> **Task directions**: Where a line holds the word "aislado", copy that line.

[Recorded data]
# # # # # # #

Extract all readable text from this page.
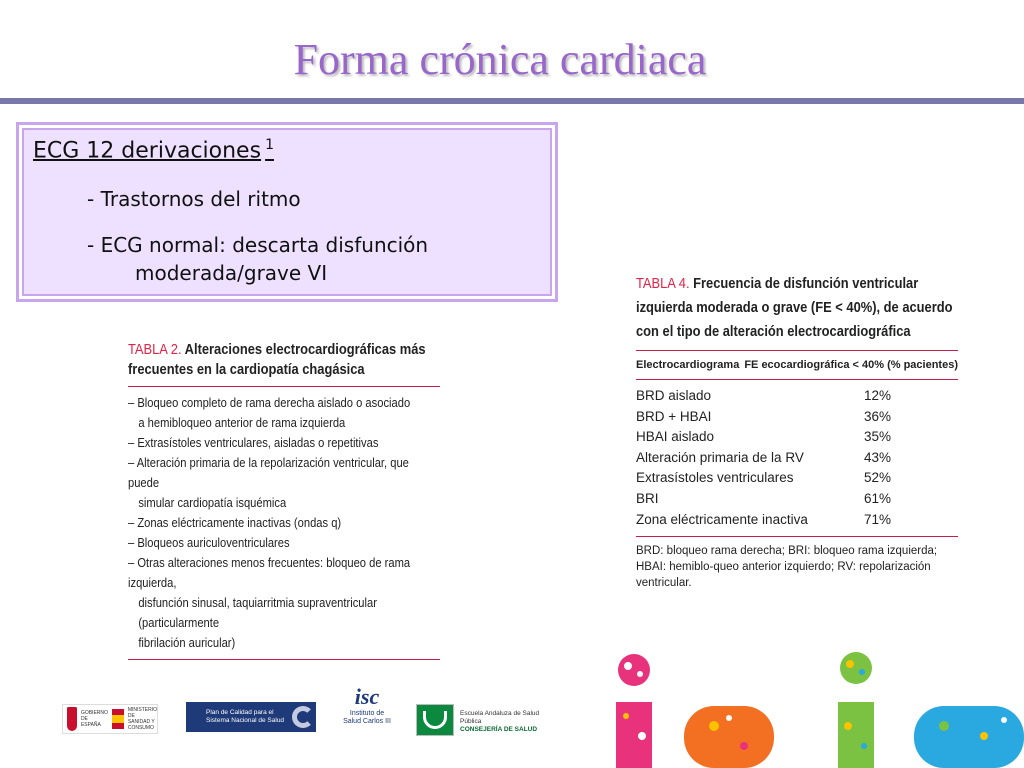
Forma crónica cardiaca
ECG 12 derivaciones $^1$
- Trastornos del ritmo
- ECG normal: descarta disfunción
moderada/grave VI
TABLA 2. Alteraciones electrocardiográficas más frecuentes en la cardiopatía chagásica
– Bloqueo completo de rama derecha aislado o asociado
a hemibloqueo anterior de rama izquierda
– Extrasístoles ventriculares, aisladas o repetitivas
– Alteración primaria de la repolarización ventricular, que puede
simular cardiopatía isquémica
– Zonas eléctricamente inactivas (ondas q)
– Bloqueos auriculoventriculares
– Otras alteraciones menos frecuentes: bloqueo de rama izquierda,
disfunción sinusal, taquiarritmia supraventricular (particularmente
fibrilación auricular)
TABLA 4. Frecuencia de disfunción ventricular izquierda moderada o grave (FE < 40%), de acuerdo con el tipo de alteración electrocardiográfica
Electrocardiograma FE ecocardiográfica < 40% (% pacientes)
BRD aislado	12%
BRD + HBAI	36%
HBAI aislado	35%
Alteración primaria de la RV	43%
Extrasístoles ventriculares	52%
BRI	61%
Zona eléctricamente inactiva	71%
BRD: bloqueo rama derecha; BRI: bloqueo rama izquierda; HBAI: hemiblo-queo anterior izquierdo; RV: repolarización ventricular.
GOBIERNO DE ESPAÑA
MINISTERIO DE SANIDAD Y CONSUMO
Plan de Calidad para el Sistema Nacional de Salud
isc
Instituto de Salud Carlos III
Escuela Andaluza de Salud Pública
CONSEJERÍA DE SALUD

# # # # # # #

> **Correct output**:
– Bloqueo completo de rama derecha aislado o asociado
BRD aislado	12%
HBAI aislado	35%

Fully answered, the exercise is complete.